■ EXERCISE GOAL ■
Take the listing and print it in full, exactly as given.

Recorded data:
—————

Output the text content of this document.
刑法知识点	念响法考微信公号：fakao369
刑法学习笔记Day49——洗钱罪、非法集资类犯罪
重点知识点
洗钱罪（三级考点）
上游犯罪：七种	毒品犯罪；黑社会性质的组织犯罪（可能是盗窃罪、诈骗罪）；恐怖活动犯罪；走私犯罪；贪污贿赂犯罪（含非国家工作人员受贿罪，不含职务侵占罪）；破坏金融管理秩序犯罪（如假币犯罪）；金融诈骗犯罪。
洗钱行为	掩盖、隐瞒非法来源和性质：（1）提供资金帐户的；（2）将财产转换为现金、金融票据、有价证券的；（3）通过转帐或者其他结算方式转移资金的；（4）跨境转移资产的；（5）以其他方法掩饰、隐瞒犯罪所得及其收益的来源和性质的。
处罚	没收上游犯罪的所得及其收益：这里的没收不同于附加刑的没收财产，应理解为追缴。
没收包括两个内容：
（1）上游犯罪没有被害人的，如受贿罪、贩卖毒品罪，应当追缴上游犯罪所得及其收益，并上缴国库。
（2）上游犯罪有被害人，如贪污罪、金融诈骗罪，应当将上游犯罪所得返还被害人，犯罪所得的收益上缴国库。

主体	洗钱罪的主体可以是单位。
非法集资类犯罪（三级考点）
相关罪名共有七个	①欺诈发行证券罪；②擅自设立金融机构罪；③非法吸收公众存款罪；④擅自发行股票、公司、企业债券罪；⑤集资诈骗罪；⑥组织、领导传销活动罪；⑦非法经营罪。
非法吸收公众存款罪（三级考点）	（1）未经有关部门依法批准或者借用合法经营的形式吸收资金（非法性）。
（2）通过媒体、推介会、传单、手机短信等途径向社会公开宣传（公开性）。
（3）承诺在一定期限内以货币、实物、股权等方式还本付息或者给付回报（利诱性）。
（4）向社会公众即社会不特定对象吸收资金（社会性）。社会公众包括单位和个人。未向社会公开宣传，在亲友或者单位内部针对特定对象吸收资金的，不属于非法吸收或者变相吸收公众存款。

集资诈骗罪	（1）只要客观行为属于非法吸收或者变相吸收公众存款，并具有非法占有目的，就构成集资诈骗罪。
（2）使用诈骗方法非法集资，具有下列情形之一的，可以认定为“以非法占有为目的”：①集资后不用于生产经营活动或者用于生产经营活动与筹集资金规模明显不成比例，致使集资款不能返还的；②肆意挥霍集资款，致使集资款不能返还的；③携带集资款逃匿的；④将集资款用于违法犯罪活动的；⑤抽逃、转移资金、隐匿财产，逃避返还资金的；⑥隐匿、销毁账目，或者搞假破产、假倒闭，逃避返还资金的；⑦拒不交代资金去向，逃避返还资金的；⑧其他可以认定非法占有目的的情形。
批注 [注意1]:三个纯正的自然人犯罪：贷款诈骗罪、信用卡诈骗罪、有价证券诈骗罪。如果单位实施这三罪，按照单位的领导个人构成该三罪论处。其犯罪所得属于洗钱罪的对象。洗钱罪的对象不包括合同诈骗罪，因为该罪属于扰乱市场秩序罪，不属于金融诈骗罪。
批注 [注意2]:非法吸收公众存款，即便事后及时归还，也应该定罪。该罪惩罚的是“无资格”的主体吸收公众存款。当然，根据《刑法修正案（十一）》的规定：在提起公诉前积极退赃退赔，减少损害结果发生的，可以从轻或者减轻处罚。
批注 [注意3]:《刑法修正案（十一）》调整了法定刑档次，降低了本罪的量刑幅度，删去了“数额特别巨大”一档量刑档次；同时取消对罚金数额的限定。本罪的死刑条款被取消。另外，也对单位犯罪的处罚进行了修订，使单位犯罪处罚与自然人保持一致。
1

—————

■ SOLUTION FOR THIS TASK ■
Output the text content of this document.
刑法知识点	念响法考微信公号：fakao369
刑法学习笔记Day49——洗钱罪、非法集资类犯罪
重点知识点
洗钱罪（三级考点）
上游犯罪：七种	毒品犯罪；黑社会性质的组织犯罪（可能是盗窃罪、诈骗罪）；恐怖活动犯罪；走私犯罪；贪污贿赂犯罪（含非国家工作人员受贿罪，不含职务侵占罪）；破坏金融管理秩序犯罪（如假币犯罪）；金融诈骗犯罪。
洗钱行为	掩盖、隐瞒非法来源和性质：（1）提供资金帐户的；（2）将财产转换为现金、金融票据、有价证券的；（3）通过转帐或者其他结算方式转移资金的；（4）跨境转移资产的；（5）以其他方法掩饰、隐瞒犯罪所得及其收益的来源和性质的。
处罚	没收上游犯罪的所得及其收益：这里的没收不同于附加刑的没收财产，应理解为追缴。
没收包括两个内容：
（1）上游犯罪没有被害人的，如受贿罪、贩卖毒品罪，应当追缴上游犯罪所得及其收益，并上缴国库。
（2）上游犯罪有被害人，如贪污罪、金融诈骗罪，应当将上游犯罪所得返还被害人，犯罪所得的收益上缴国库。

主体	洗钱罪的主体可以是单位。
非法集资类犯罪（三级考点）
相关罪名共有七个	①欺诈发行证券罪；②擅自设立金融机构罪；③非法吸收公众存款罪；④擅自发行股票、公司、企业债券罪；⑤集资诈骗罪；⑥组织、领导传销活动罪；⑦非法经营罪。
非法吸收公众存款罪（三级考点）	（1）未经有关部门依法批准或者借用合法经营的形式吸收资金（非法性）。
（2）通过媒体、推介会、传单、手机短信等途径向社会公开宣传（公开性）。
（3）承诺在一定期限内以货币、实物、股权等方式还本付息或者给付回报（利诱性）。
（4）向社会公众即社会不特定对象吸收资金（社会性）。社会公众包括单位和个人。未向社会公开宣传，在亲友或者单位内部针对特定对象吸收资金的，不属于非法吸收或者变相吸收公众存款。

集资诈骗罪	（1）只要客观行为属于非法吸收或者变相吸收公众存款，并具有非法占有目的，就构成集资诈骗罪。
（2）使用诈骗方法非法集资，具有下列情形之一的，可以认定为“以非法占有为目的”：①集资后不用于生产经营活动或者用于生产经营活动与筹集资金规模明显不成比例，致使集资款不能返还的；②肆意挥霍集资款，致使集资款不能返还的；③携带集资款逃匿的；④将集资款用于违法犯罪活动的；⑤抽逃、转移资金、隐匿财产，逃避返还资金的；⑥隐匿、销毁账目，或者搞假破产、假倒闭，逃避返还资金的；⑦拒不交代资金去向，逃避返还资金的；⑧其他可以认定非法占有目的的情形。
批注 [注意1]:三个纯正的自然人犯罪：贷款诈骗罪、信用卡诈骗罪、有价证券诈骗罪。如果单位实施这三罪，按照单位的领导个人构成该三罪论处。其犯罪所得属于洗钱罪的对象。洗钱罪的对象不包括合同诈骗罪，因为该罪属于扰乱市场秩序罪，不属于金融诈骗罪。
批注 [注意2]:非法吸收公众存款，即便事后及时归还，也应该定罪。该罪惩罚的是“无资格”的主体吸收公众存款。当然，根据《刑法修正案（十一）》的规定：在提起公诉前积极退赃退赔，减少损害结果发生的，可以从轻或者减轻处罚。
批注 [注意3]:《刑法修正案（十一）》调整了法定刑档次，降低了本罪的量刑幅度，删去了“数额特别巨大”一档量刑档次；同时取消对罚金数额的限定。本罪的死刑条款被取消。另外，也对单位犯罪的处罚进行了修订，使单位犯罪处罚与自然人保持一致。
1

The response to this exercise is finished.